TASK OBJECTIVE = In the material below, list every line carrying the string "спринта".

= = = = = = =

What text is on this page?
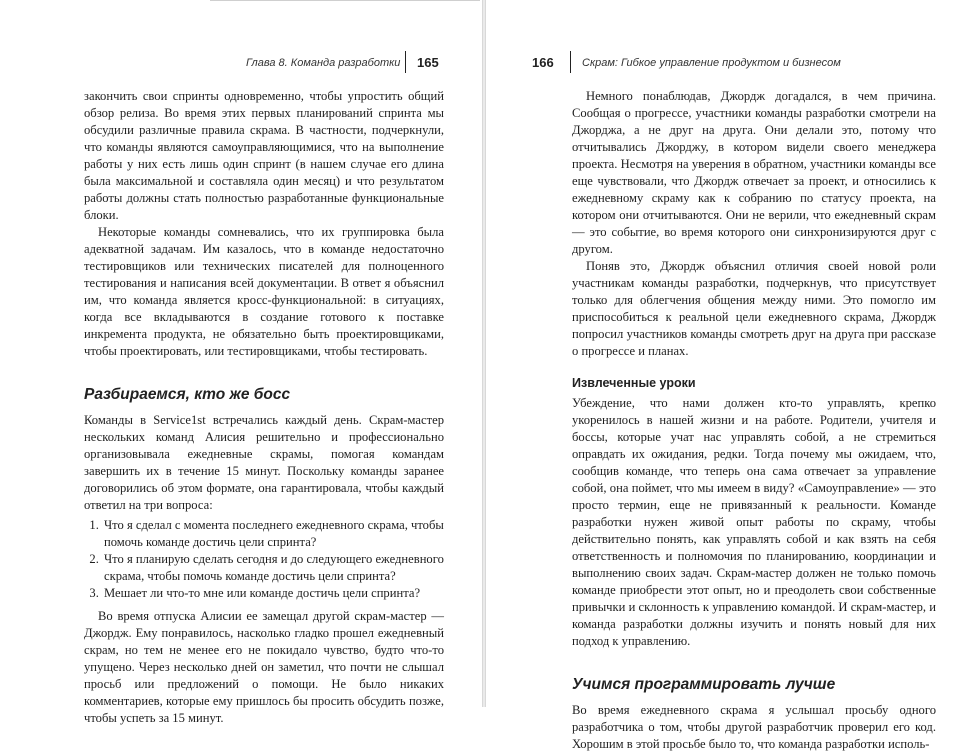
Глава 8. Команда разработки 165

закончить свои спринты одновременно, чтобы упростить общий обзор релиза. Во время этих первых планирований спринта мы обсудили различные правила скрама. В частности, подчеркнули, что команды являются самоуправляющимися, что на выполнение работы у них есть лишь один спринт (в нашем случае его длина была максимальной и составляла один месяц) и что результатом работы должны стать полностью разработанные функциональные блоки.

Некоторые команды сомневались, что их группировка была адекватной задачам. Им казалось, что в команде недостаточно тестировщиков или технических писателей для полноценного тестирования и написания всей документации. В ответ я объяснил им, что команда является кросс-функциональной: в ситуациях, когда все вкладываются в создание готового к поставке инкремента продукта, не обязательно быть проектировщиками, чтобы проектировать, или тестировщиками, чтобы тестировать.

Разбираемся, кто же босс

Команды в Service1st встречались каждый день. Скрам-мастер нескольких команд Алисия решительно и профессионально организовывала ежедневные скрамы, помогая командам завершить их в течение 15 минут. Поскольку команды заранее договорились об этом формате, она гарантировала, чтобы каждый ответил на три вопроса:

1. Что я сделал с момента последнего ежедневного скрама, чтобы помочь команде достичь цели спринта?
2. Что я планирую сделать сегодня и до следующего ежедневного скрама, чтобы помочь команде достичь цели спринта?
3. Мешает ли что-то мне или команде достичь цели спринта?

Во время отпуска Алисии ее замещал другой скрам-мастер — Джордж. Ему понравилось, насколько гладко прошел ежедневный скрам, но тем не менее его не покидало чувство, будто что-то упущено. Через несколько дней он заметил, что почти не слышал просьб или предложений о помощи. Не было никаких комментариев, которые ему пришлось бы просить обсудить позже, чтобы успеть за 15 минут.

166	Скрам: Гибкое управление продуктом и бизнесом

Немного понаблюдав, Джордж догадался, в чем причина. Сообщая о прогрессе, участники команды разработки смотрели на Джорджа, а не друг на друга. Они делали это, потому что отчитывались Джорджу, в котором видели своего менеджера проекта. Несмотря на уверения в обратном, участники команды все еще чувствовали, что Джордж отвечает за проект, и относились к ежедневному скраму как к собранию по статусу проекта, на котором они отчитываются. Они не верили, что ежедневный скрам — это событие, во время которого они синхронизируются друг с другом.

Поняв это, Джордж объяснил отличия своей новой роли участникам команды разработки, подчеркнув, что присутствует только для облегчения общения между ними. Это помогло им приспособиться к реальной цели ежедневного скрама, Джордж попросил участников команды смотреть друг на друга при рассказе о прогрессе и планах.

Извлеченные уроки

Убеждение, что нами должен кто-то управлять, крепко укоренилось в нашей жизни и на работе. Родители, учителя и боссы, которые учат нас управлять собой, а не стремиться оправдать их ожидания, редки. Тогда почему мы ожидаем, что, сообщив команде, что теперь она сама отвечает за управление собой, она поймет, что мы имеем в виду? «Самоуправление» — это просто термин, еще не привязанный к реальности. Команде разработки нужен живой опыт работы по скраму, чтобы действительно понять, как управлять собой и как взять на себя ответственность и полномочия по планированию, координации и выполнению своих задач. Скрам-мастер должен не только помочь команде приобрести этот опыт, но и преодолеть свои собственные привычки и склонность к управлению командой. И скрам-мастер, и команда разработки должны изучить и понять новый для них подход к управлению.

Учимся программировать лучше

Во время ежедневного скрама я услышал просьбу одного разработчика о том, чтобы другой разработчик проверил его код. Хорошим в этой просьбе было то, что команда разработки исполь-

= = = = = = =

SOLUTION FOR THIS PROBLEM =
закончить свои спринты одновременно, чтобы упростить общий обзор релиза. Во время этих первых планирований спринта мы обсудили различные правила скрама. В частности, подчеркнули, что команды являются самоуправляющимися, что на выполнение работы у них есть лишь один спринт (в нашем случае его длина была максимальной и составляла один месяц) и что результатом работы должны стать полностью разработанные функциональные блоки.
1. Что я сделал с момента последнего ежедневного скрама, чтобы помочь команде достичь цели спринта?
2. Что я планирую сделать сегодня и до следующего ежедневного скрама, чтобы помочь команде достичь цели спринта?
3. Мешает ли что-то мне или команде достичь цели спринта?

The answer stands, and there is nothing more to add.